#### Set problem:
Can you print the data exactly and leave out each image?

------

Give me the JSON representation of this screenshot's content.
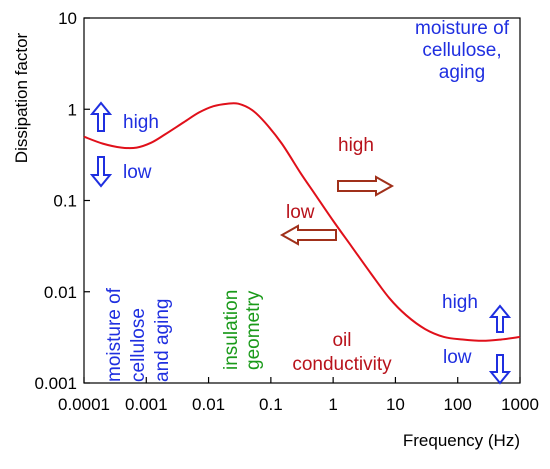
{
  "chart_data": {
    "type": "line",
    "x_scale": "log",
    "y_scale": "log",
    "xlim": [
      0.0001,
      1000
    ],
    "ylim": [
      0.001,
      10
    ],
    "xlabel": "Frequency (Hz)",
    "ylabel": "Dissipation factor",
    "x_ticks": [
      {
        "value": 0.0001,
        "label": "0.0001"
      },
      {
        "value": 0.001,
        "label": "0.001"
      },
      {
        "value": 0.01,
        "label": "0.01"
      },
      {
        "value": 0.1,
        "label": "0.1"
      },
      {
        "value": 1,
        "label": "1"
      },
      {
        "value": 10,
        "label": "10"
      },
      {
        "value": 100,
        "label": "100"
      },
      {
        "value": 1000,
        "label": "1000"
      }
    ],
    "y_ticks": [
      {
        "value": 0.001,
        "label": "0.001"
      },
      {
        "value": 0.01,
        "label": "0.01"
      },
      {
        "value": 0.1,
        "label": "0.1"
      },
      {
        "value": 1,
        "label": "1"
      },
      {
        "value": 10,
        "label": "10"
      }
    ],
    "grid": false,
    "legend": "none",
    "colors": {
      "curve": "#e0101a",
      "blue": "#1f2fe0",
      "green": "#1a9a1a",
      "dark_red": "#b8121b",
      "arrow_brown": "#a0301a"
    },
    "series": [
      {
        "color": "#e0101a",
        "x": [
          0.0001,
          0.0002,
          0.0004,
          0.0007,
          0.0012,
          0.002,
          0.004,
          0.007,
          0.012,
          0.02,
          0.03,
          0.05,
          0.08,
          0.15,
          0.3,
          0.5,
          1,
          2,
          4,
          8,
          15,
          30,
          60,
          120,
          250,
          500,
          1000
        ],
        "y": [
          0.5,
          0.42,
          0.38,
          0.38,
          0.43,
          0.53,
          0.72,
          0.92,
          1.08,
          1.15,
          1.15,
          0.98,
          0.72,
          0.42,
          0.2,
          0.12,
          0.06,
          0.031,
          0.016,
          0.0085,
          0.0055,
          0.0039,
          0.0032,
          0.003,
          0.0029,
          0.003,
          0.0032
        ]
      }
    ],
    "annotations": [
      {
        "id": "moisture_top",
        "lines": [
          "moisture of",
          "cellulose,",
          "aging"
        ],
        "color": "#1f2fe0"
      },
      {
        "id": "high_left",
        "text": "high",
        "color": "#1f2fe0",
        "arrow": "up"
      },
      {
        "id": "low_left",
        "text": "low",
        "color": "#1f2fe0",
        "arrow": "down"
      },
      {
        "id": "high_mid",
        "text": "high",
        "color": "#b8121b",
        "arrow": "right"
      },
      {
        "id": "low_mid",
        "text": "low",
        "color": "#b8121b",
        "arrow": "left"
      },
      {
        "id": "moisture_rot",
        "lines": [
          "moisture of",
          "cellulose",
          "and aging"
        ],
        "color": "#1f2fe0"
      },
      {
        "id": "insulation",
        "lines": [
          "insulation",
          "geometry"
        ],
        "color": "#1a9a1a"
      },
      {
        "id": "oil",
        "lines": [
          "oil",
          "conductivity"
        ],
        "color": "#b8121b"
      },
      {
        "id": "high_right",
        "text": "high",
        "color": "#1f2fe0",
        "arrow": "up"
      },
      {
        "id": "low_right",
        "text": "low",
        "color": "#1f2fe0",
        "arrow": "down"
      }
    ]
  }
}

------

#### Response to this exercise:
Give me the JSON representation of this screenshot's content.
{
  "chart_data": {
    "type": "line",
    "x_scale": "log",
    "y_scale": "log",
    "xlim": [
      0.0001,
      1000
    ],
    "ylim": [
      0.001,
      10
    ],
    "xlabel": "Frequency (Hz)",
    "ylabel": "Dissipation factor",
    "x_ticks": [
      {
        "value": 0.0001,
        "label": "0.0001"
      },
      {
        "value": 0.001,
        "label": "0.001"
      },
      {
        "value": 0.01,
        "label": "0.01"
      },
      {
        "value": 0.1,
        "label": "0.1"
      },
      {
        "value": 1,
        "label": "1"
      },
      {
        "value": 10,
        "label": "10"
      },
      {
        "value": 100,
        "label": "100"
      },
      {
        "value": 1000,
        "label": "1000"
      }
    ],
    "y_ticks": [
      {
        "value": 0.001,
        "label": "0.001"
      },
      {
        "value": 0.01,
        "label": "0.01"
      },
      {
        "value": 0.1,
        "label": "0.1"
      },
      {
        "value": 1,
        "label": "1"
      },
      {
        "value": 10,
        "label": "10"
      }
    ],
    "grid": false,
    "legend": "none",
    "colors": {
      "curve": "#e0101a",
      "blue": "#1f2fe0",
      "green": "#1a9a1a",
      "dark_red": "#b8121b",
      "arrow_brown": "#a0301a"
    },
    "series": [
      {
        "color": "#e0101a",
        "x": [
          0.0001,
          0.0002,
          0.0004,
          0.0007,
          0.0012,
          0.002,
          0.004,
          0.007,
          0.012,
          0.02,
          0.03,
          0.05,
          0.08,
          0.15,
          0.3,
          0.5,
          1,
          2,
          4,
          8,
          15,
          30,
          60,
          120,
          250,
          500,
          1000
        ],
        "y": [
          0.5,
          0.42,
          0.38,
          0.38,
          0.43,
          0.53,
          0.72,
          0.92,
          1.08,
          1.15,
          1.15,
          0.98,
          0.72,
          0.42,
          0.2,
          0.12,
          0.06,
          0.031,
          0.016,
          0.0085,
          0.0055,
          0.0039,
          0.0032,
          0.003,
          0.0029,
          0.003,
          0.0032
        ]
      }
    ],
    "annotations": [
      {
        "id": "moisture_top",
        "lines": [
          "moisture of",
          "cellulose,",
          "aging"
        ],
        "color": "#1f2fe0"
      },
      {
        "id": "high_left",
        "text": "high",
        "color": "#1f2fe0",
        "arrow": "up"
      },
      {
        "id": "low_left",
        "text": "low",
        "color": "#1f2fe0",
        "arrow": "down"
      },
      {
        "id": "high_mid",
        "text": "high",
        "color": "#b8121b",
        "arrow": "right"
      },
      {
        "id": "low_mid",
        "text": "low",
        "color": "#b8121b",
        "arrow": "left"
      },
      {
        "id": "moisture_rot",
        "lines": [
          "moisture of",
          "cellulose",
          "and aging"
        ],
        "color": "#1f2fe0"
      },
      {
        "id": "insulation",
        "lines": [
          "insulation",
          "geometry"
        ],
        "color": "#1a9a1a"
      },
      {
        "id": "oil",
        "lines": [
          "oil",
          "conductivity"
        ],
        "color": "#b8121b"
      },
      {
        "id": "high_right",
        "text": "high",
        "color": "#1f2fe0",
        "arrow": "up"
      },
      {
        "id": "low_right",
        "text": "low",
        "color": "#1f2fe0",
        "arrow": "down"
      }
    ]
  }
}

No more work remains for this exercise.